DIRECTIONS: Identify the lines that include the word "Decoder", then copy all of them.

RECORDS TO PROCESS:

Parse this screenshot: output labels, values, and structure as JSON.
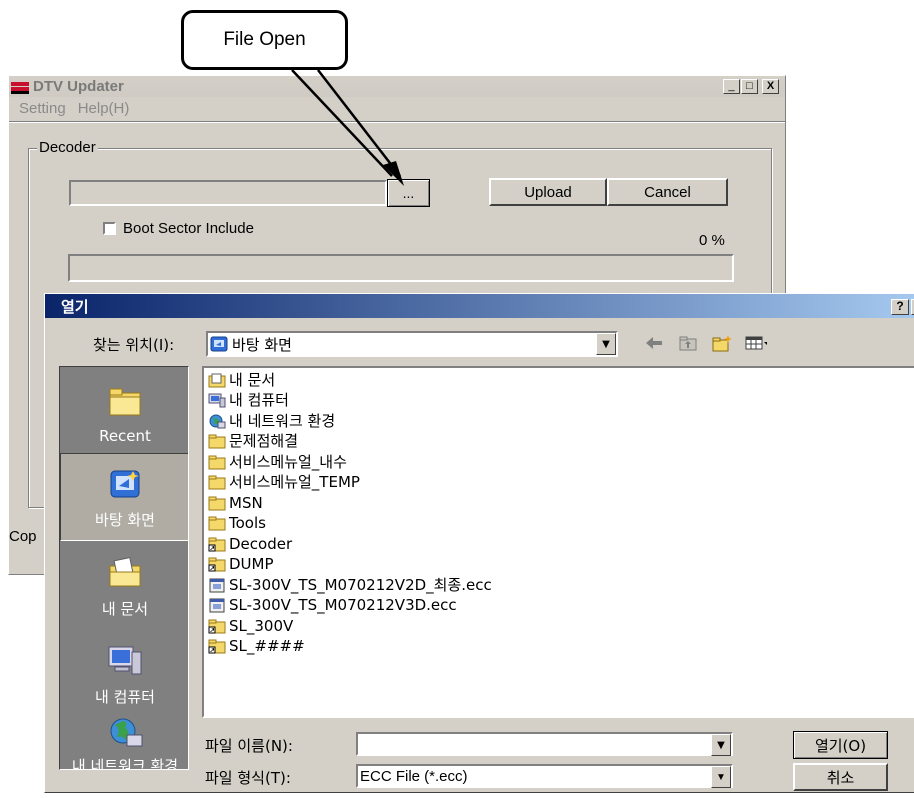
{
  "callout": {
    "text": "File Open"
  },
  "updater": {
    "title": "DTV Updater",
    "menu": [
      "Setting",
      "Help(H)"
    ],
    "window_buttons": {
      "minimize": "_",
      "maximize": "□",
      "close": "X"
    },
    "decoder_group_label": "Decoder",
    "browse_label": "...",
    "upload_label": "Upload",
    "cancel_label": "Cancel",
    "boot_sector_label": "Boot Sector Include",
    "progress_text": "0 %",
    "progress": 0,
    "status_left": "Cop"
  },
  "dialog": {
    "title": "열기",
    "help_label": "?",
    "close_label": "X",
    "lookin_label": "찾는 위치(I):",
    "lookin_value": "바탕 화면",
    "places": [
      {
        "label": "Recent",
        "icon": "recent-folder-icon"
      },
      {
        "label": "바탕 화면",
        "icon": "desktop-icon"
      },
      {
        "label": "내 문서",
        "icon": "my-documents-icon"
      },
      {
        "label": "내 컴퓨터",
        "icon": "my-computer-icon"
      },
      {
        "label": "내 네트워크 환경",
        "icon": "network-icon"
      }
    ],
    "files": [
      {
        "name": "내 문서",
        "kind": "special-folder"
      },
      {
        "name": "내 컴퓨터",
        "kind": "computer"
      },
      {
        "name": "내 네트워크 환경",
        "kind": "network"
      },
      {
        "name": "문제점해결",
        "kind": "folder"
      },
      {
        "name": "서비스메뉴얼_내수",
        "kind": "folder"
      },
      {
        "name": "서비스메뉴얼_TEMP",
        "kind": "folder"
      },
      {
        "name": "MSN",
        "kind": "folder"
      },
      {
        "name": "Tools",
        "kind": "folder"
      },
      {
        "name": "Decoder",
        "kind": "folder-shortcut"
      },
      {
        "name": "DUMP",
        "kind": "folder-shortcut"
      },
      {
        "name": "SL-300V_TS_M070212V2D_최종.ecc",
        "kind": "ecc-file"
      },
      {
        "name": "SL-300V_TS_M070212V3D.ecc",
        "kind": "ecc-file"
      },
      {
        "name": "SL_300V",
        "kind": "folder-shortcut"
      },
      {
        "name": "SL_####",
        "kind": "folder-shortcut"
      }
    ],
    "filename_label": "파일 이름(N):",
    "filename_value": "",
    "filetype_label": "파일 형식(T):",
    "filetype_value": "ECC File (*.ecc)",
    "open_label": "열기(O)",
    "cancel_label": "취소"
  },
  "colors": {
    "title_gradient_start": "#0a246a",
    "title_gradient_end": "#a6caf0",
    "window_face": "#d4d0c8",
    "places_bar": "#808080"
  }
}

==

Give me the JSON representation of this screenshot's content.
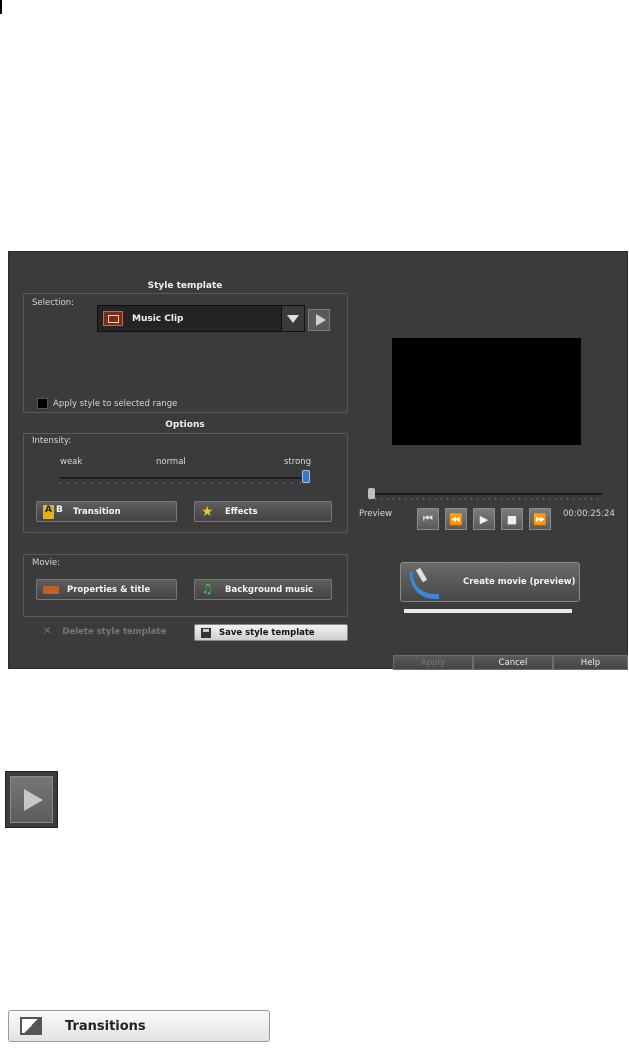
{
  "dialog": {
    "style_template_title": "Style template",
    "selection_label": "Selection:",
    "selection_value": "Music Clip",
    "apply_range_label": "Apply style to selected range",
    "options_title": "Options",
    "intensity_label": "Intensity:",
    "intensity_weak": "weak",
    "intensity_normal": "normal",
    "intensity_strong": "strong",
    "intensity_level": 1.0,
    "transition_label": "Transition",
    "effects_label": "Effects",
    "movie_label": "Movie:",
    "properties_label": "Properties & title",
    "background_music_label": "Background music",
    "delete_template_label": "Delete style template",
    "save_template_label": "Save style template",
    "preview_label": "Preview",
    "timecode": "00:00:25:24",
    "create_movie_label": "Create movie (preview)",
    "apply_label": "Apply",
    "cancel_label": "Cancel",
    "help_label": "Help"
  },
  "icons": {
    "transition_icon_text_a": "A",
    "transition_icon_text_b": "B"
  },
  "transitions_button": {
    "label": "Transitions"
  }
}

SOLUTION BELOW:
    "decoder_group_label": "Decoder",
        "name": "Decoder",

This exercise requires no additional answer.